╔══

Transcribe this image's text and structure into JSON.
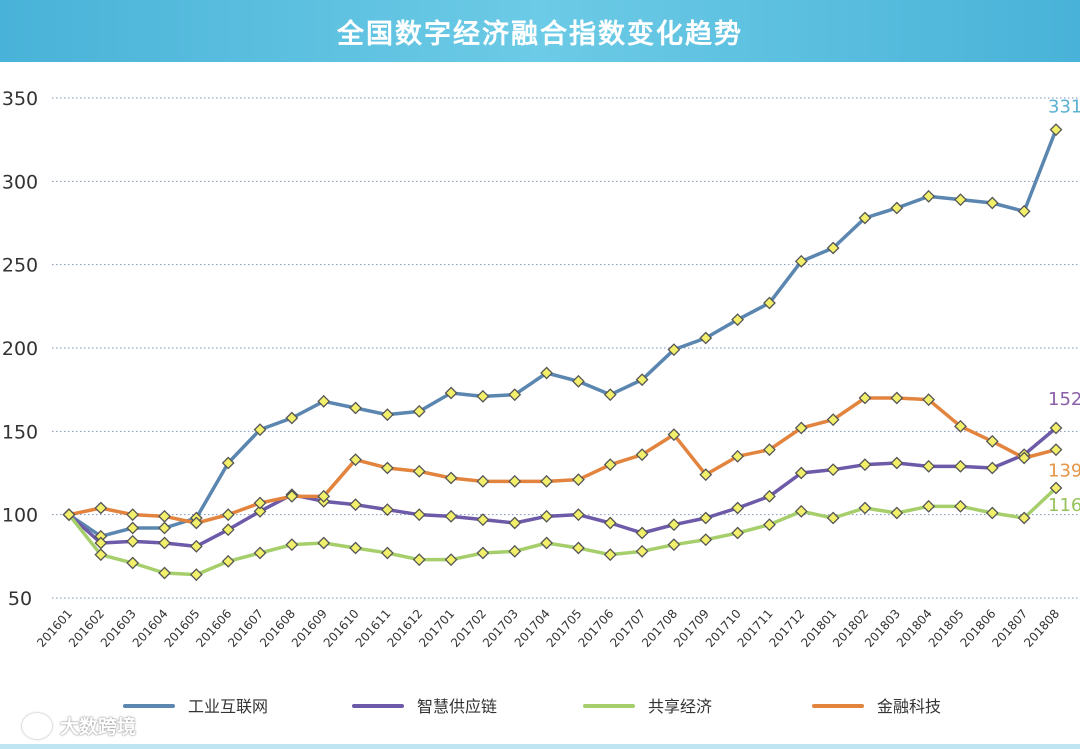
{
  "header": {
    "title": "全国数字经济融合指数变化趋势"
  },
  "watermark": {
    "text": "大数跨境",
    "logo_icon": "brand-logo-icon"
  },
  "chart_data": {
    "type": "line",
    "title": "全国数字经济融合指数变化趋势",
    "xlabel": "",
    "ylabel": "",
    "ylim": [
      50,
      350
    ],
    "yticks": [
      50,
      100,
      150,
      200,
      250,
      300,
      350
    ],
    "grid": true,
    "legend_position": "bottom",
    "categories": [
      "201601",
      "201602",
      "201603",
      "201604",
      "201605",
      "201606",
      "201607",
      "201608",
      "201609",
      "201610",
      "201611",
      "201612",
      "201701",
      "201702",
      "201703",
      "201704",
      "201705",
      "201706",
      "201707",
      "201708",
      "201709",
      "201710",
      "201711",
      "201712",
      "201801",
      "201802",
      "201803",
      "201804",
      "201805",
      "201806",
      "201807",
      "201808"
    ],
    "series": [
      {
        "name": "工业互联网",
        "color": "#5ab1d2",
        "line_color": "#5a86b0",
        "end_label": "331",
        "values": [
          100,
          87,
          92,
          92,
          98,
          131,
          151,
          158,
          168,
          164,
          160,
          162,
          173,
          171,
          172,
          185,
          180,
          172,
          181,
          199,
          206,
          217,
          227,
          252,
          260,
          278,
          284,
          291,
          289,
          287,
          282,
          331
        ]
      },
      {
        "name": "智慧供应链",
        "color": "#8a5fa8",
        "line_color": "#6d5aa8",
        "end_label": "152",
        "values": [
          100,
          83,
          84,
          83,
          81,
          91,
          102,
          112,
          108,
          106,
          103,
          100,
          99,
          97,
          95,
          99,
          100,
          95,
          89,
          94,
          98,
          104,
          111,
          125,
          127,
          130,
          131,
          129,
          129,
          128,
          136,
          152
        ]
      },
      {
        "name": "共享经济",
        "color": "#97c35c",
        "line_color": "#a6cf6c",
        "end_label": "116",
        "values": [
          100,
          76,
          71,
          65,
          64,
          72,
          77,
          82,
          83,
          80,
          77,
          73,
          73,
          77,
          78,
          83,
          80,
          76,
          78,
          82,
          85,
          89,
          94,
          102,
          98,
          104,
          101,
          105,
          105,
          101,
          98,
          116
        ]
      },
      {
        "name": "金融科技",
        "color": "#e69546",
        "line_color": "#e2843e",
        "end_label": "139",
        "values": [
          100,
          104,
          100,
          99,
          95,
          100,
          107,
          111,
          111,
          133,
          128,
          126,
          122,
          120,
          120,
          120,
          121,
          130,
          136,
          148,
          124,
          135,
          139,
          152,
          157,
          170,
          170,
          169,
          153,
          144,
          134,
          139
        ]
      }
    ]
  }
}
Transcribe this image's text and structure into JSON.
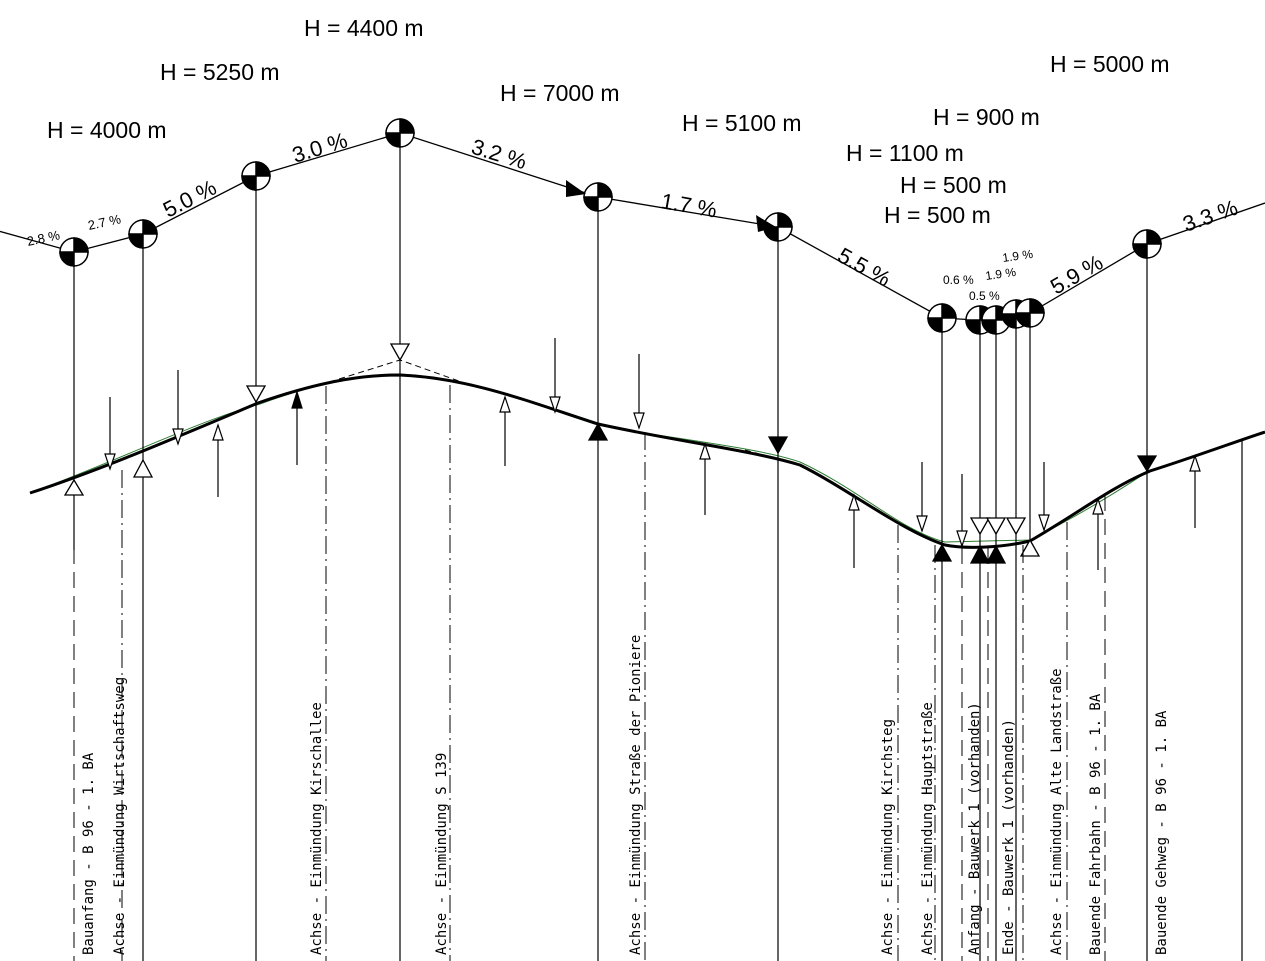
{
  "radius_labels": [
    "H = 4000 m",
    "H = 5250 m",
    "H = 4400 m",
    "H = 7000 m",
    "H = 5100 m",
    "H = 1100 m",
    "H = 900 m",
    "H = 500 m",
    "H = 500 m",
    "H = 5000 m"
  ],
  "grade_labels": [
    "2.8 %",
    "2.7 %",
    "5.0 %",
    "3.0 %",
    "3.2 %",
    "1.7 %",
    "5.5 %",
    "0.6 %",
    "0.5 %",
    "1.9 %",
    "1.9 %",
    "5.9 %",
    "3.3 %"
  ],
  "station_labels": [
    "Bauanfang - B 96 - 1. BA",
    "Achse - Einmündung Wirtschaftsweg",
    "Achse - Einmündung Kirschallee",
    "Achse - Einmündung S 139",
    "Achse - Einmündung Straße der Pioniere",
    "Achse - Einmündung Kirchsteg",
    "Achse - Einmündung Hauptstraße",
    "Anfang - Bauwerk 1 (vorhanden)",
    "Ende - Bauwerk 1 (vorhanden)",
    "Achse - Einmündung Alte Landstraße",
    "Bauende Fahrbahn - B 96 - 1. BA",
    "Bauende Gehweg - B 96 - 1. BA"
  ],
  "colors": {
    "ink": "#000000",
    "terrain": "#2e7d32",
    "background": "#ffffff"
  }
}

╚══

Work required: Which lines hold the word "name"? Show each one.

Expected answer:
        "name": "工业互联网",
        "name": "智慧供应链",
        "name": "共享经济",
        "name": "金融科技",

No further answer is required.